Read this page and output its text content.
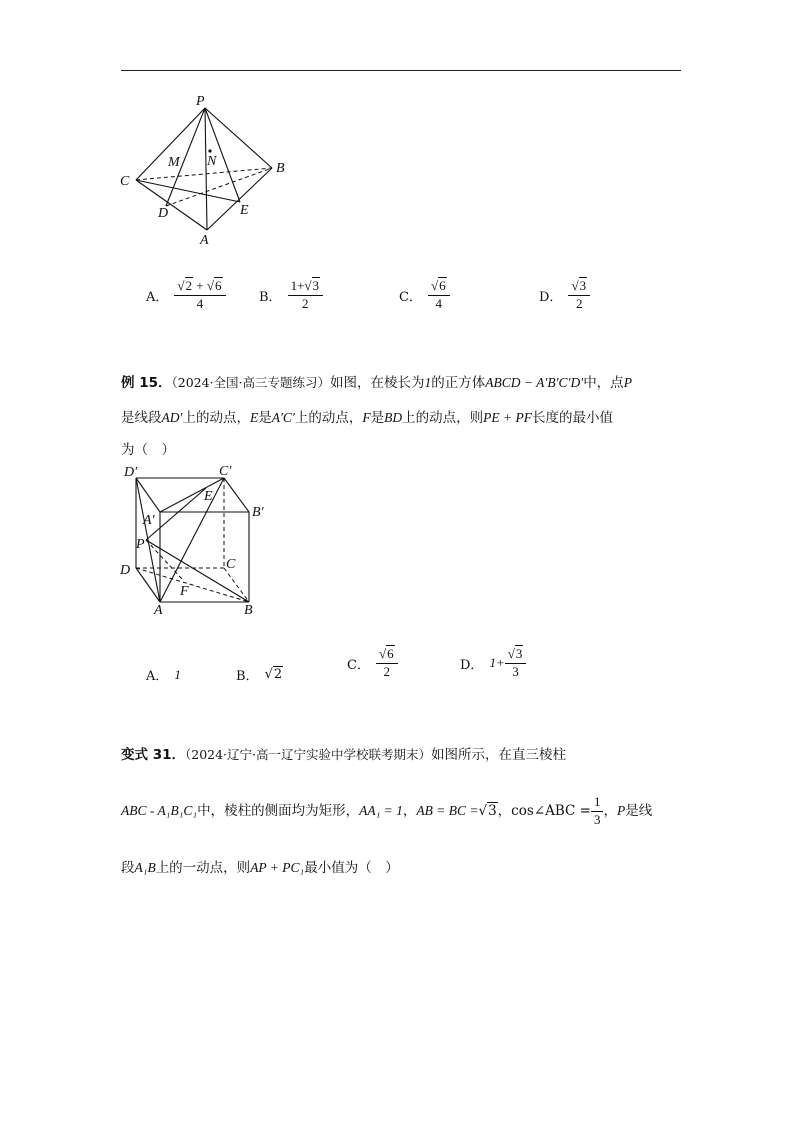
P
M N	B
C
D	E
A
A． $\frac{√2 + √6}{4}$	B． $\frac{1+√3}{2}$	C． $\frac{√6}{4}$	D． $\frac{√3}{2}$
例 15．（2024·全国·高三专题练习）如图，在棱长为1的正方体ABCD − A′B′C′D′中，点P
是线段AD′上的动点，E是A′C′上的动点，F是BD上的动点，则PE + PF长度的最小值
为（　）
D′	C′
E
B′
A′
P
C
D
F
A	B
A． 1	B． √2
C． $\frac{√6}{2}$	D． $1+ \frac{√3}{3}$
变式 31．（2024·辽宁·高一辽宁实验中学校联考期末）如图所示，在直三棱柱
ABC - A₁B₁C₁ 中，棱柱的侧面均为矩形， AA₁ = 1 ， AB = BC = √3 ， cos∠ABC = $\frac{1}{3}$ ， P 是线
段A₁B上的一动点，则AP + PC₁最小值为（　）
····················
Pictures are not part of the copy; reproduce everything else in the records exactly.

Read this page and output its text content.
P
M N	B
C
D	E
A
A． $\frac{√2 + √6}{4}$	B． $\frac{1+√3}{2}$	C． $\frac{√6}{4}$	D． $\frac{√3}{2}$
例 15．（2024·全国·高三专题练习）如图，在棱长为1的正方体ABCD − A′B′C′D′中，点P
是线段AD′上的动点，E是A′C′上的动点，F是BD上的动点，则PE + PF长度的最小值
为（　）
D′	C′
E
B′
A′
P
C
D
F
A	B
A． 1	B． √2
C． $\frac{√6}{2}$	D． $1+ \frac{√3}{3}$
变式 31．（2024·辽宁·高一辽宁实验中学校联考期末）如图所示，在直三棱柱
ABC - A₁B₁C₁ 中，棱柱的侧面均为矩形， AA₁ = 1 ， AB = BC = √3 ， cos∠ABC = $\frac{1}{3}$ ， P 是线
段A₁B上的一动点，则AP + PC₁最小值为（　）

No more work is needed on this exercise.